## [WHAT IS EXPECTED]
Give the number of lines holding the string "this", and nothing else.

[Collected data]
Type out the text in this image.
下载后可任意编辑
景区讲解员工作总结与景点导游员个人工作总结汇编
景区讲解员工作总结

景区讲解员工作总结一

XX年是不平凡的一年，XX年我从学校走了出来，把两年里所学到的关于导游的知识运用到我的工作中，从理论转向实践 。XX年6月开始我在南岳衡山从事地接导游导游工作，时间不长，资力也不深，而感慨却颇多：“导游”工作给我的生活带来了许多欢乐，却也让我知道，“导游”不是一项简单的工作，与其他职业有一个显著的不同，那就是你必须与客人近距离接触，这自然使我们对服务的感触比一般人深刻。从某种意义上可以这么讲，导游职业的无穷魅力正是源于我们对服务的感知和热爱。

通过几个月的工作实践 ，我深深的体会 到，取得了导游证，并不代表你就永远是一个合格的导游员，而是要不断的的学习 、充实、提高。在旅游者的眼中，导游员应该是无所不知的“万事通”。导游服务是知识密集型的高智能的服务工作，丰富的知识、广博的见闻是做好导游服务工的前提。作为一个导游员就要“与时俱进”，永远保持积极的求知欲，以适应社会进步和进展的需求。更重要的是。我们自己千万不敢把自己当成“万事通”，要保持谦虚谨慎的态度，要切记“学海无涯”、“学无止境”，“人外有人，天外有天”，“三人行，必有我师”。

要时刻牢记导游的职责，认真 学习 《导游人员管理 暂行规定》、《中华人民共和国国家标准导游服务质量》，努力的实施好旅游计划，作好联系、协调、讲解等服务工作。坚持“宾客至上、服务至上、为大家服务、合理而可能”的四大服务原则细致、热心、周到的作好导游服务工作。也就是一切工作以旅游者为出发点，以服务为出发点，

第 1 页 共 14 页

---

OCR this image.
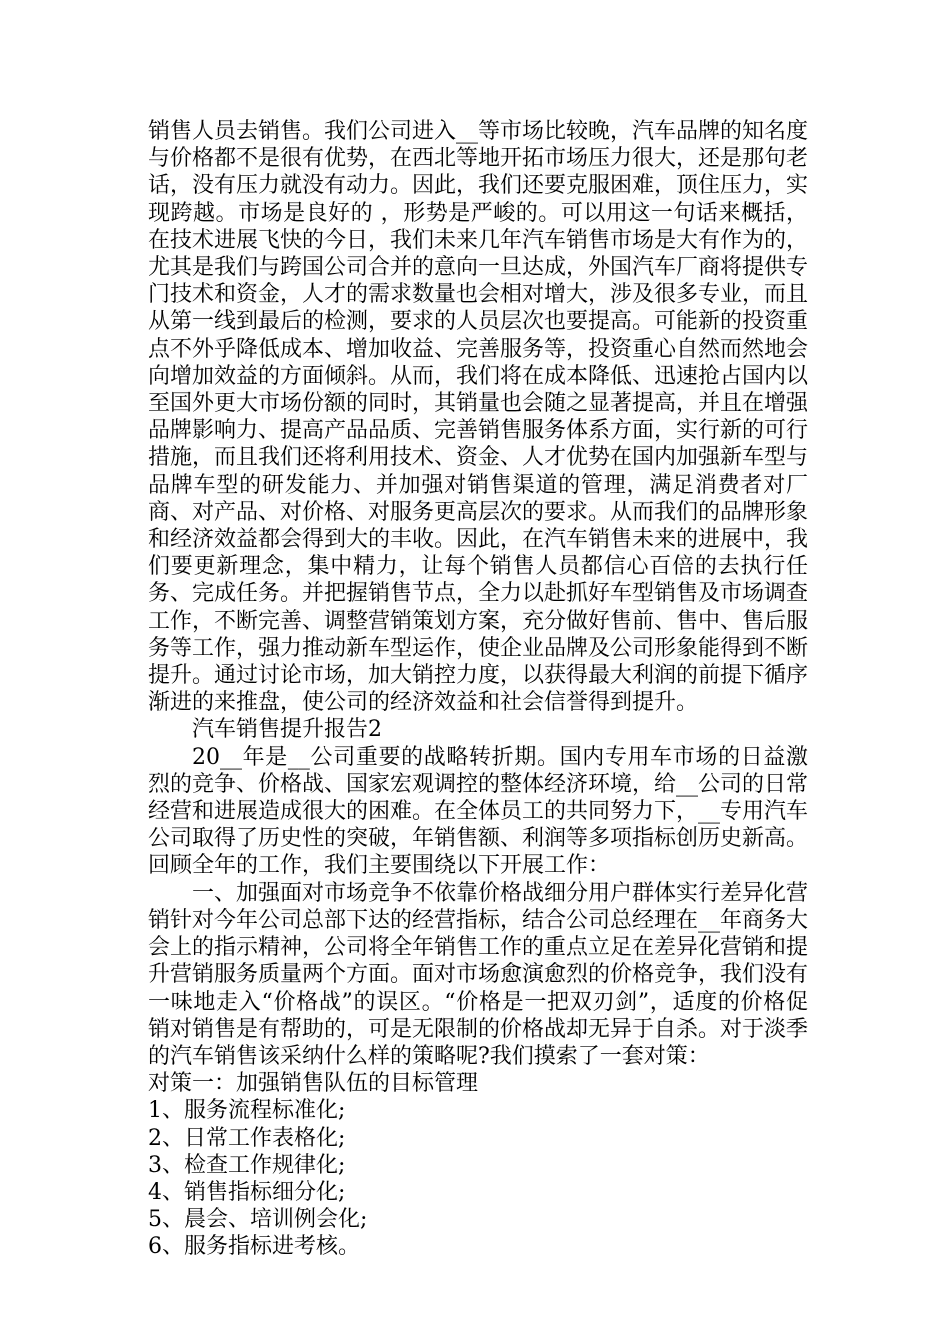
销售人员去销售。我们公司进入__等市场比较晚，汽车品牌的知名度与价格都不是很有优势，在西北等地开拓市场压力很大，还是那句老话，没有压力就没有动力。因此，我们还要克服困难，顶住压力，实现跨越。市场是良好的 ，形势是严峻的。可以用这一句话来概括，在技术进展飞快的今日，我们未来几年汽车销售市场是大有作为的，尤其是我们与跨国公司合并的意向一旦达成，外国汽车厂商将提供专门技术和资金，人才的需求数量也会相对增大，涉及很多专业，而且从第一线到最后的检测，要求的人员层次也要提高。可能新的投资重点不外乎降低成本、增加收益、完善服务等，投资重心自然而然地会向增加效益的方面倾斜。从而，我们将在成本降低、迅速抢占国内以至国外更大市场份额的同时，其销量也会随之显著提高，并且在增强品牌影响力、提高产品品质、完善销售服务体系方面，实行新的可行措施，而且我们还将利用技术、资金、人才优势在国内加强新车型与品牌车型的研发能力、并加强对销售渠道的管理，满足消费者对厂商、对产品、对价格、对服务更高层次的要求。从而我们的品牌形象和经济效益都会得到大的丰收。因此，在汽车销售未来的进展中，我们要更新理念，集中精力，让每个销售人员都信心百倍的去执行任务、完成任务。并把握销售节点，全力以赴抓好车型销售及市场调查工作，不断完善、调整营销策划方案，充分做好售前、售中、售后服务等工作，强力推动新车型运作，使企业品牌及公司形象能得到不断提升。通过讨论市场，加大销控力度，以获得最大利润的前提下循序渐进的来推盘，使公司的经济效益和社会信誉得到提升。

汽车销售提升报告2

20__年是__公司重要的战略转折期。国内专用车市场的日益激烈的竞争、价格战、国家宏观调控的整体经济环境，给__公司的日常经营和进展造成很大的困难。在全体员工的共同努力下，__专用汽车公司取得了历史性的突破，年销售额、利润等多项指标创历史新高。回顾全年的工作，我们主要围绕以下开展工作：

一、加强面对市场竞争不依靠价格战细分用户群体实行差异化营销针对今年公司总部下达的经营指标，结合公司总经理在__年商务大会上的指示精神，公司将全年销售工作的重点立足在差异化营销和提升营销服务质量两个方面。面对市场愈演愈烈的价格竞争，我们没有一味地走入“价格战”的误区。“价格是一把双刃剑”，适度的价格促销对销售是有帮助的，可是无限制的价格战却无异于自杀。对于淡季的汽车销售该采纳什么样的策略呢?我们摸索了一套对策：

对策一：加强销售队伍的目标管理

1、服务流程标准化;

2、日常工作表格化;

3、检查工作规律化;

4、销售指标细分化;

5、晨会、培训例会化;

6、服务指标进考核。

## [RESPONSE]
2